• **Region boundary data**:
┄┄┄┄┄┄
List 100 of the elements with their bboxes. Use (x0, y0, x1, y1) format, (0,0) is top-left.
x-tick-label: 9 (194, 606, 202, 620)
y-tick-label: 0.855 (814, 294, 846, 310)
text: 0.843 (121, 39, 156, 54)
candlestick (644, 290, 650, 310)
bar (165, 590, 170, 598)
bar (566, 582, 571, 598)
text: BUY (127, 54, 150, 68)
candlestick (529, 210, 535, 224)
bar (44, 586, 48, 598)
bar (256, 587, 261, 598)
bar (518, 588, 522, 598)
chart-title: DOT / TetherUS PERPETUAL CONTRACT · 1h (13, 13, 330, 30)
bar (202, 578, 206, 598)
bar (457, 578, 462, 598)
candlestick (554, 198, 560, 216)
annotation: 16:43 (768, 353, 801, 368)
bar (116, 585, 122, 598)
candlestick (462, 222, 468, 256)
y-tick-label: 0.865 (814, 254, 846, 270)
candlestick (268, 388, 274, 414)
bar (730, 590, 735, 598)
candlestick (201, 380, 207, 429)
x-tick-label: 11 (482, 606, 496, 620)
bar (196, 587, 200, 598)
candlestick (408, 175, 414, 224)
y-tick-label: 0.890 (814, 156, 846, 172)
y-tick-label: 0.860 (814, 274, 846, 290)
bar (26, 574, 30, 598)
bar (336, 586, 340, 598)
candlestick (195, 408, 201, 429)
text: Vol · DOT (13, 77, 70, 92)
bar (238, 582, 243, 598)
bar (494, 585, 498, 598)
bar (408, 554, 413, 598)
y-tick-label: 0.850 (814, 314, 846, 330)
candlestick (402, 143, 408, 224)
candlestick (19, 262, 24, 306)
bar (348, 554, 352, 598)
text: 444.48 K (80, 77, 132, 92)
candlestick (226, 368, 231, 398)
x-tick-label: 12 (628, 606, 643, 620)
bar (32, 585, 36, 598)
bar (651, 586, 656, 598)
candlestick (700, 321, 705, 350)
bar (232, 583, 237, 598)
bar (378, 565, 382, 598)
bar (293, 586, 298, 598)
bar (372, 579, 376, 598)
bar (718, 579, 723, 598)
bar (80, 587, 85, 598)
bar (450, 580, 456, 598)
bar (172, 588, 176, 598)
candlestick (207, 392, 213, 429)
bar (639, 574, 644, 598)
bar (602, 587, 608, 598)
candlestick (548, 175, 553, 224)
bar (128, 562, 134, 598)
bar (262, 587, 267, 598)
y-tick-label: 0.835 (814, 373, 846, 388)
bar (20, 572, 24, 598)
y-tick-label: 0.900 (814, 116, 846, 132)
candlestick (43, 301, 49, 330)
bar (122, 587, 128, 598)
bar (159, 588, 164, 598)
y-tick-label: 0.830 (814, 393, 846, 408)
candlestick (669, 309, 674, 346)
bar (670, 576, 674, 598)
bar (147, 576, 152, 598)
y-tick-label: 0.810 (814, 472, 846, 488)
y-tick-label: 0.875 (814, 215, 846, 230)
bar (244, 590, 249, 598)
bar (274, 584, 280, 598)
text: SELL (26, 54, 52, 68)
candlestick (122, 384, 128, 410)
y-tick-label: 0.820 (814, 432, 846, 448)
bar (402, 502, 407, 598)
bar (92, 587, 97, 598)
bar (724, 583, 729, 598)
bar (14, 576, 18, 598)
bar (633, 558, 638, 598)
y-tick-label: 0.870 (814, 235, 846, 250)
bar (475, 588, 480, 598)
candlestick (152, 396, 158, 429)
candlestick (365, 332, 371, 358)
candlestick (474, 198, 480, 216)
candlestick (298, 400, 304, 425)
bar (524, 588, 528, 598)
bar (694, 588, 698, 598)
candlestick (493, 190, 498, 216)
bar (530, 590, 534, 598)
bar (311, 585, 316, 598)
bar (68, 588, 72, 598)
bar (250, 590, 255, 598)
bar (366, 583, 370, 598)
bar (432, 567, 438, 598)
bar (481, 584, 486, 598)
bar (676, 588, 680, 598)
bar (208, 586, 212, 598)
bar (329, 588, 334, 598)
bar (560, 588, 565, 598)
┄┄┄┄┄┄
• **Task brief**:
Reproduce word for word the rows from the first one through the row that contains "bar (518, 588, 522, 598)", including both.

• **The output**:
List 100 of the elements with their bboxes. Use (x0, y0, x1, y1) format, (0,0) is top-left.
x-tick-label: 9 (194, 606, 202, 620)
y-tick-label: 0.855 (814, 294, 846, 310)
text: 0.843 (121, 39, 156, 54)
candlestick (644, 290, 650, 310)
bar (165, 590, 170, 598)
bar (566, 582, 571, 598)
text: BUY (127, 54, 150, 68)
candlestick (529, 210, 535, 224)
bar (44, 586, 48, 598)
bar (256, 587, 261, 598)
bar (518, 588, 522, 598)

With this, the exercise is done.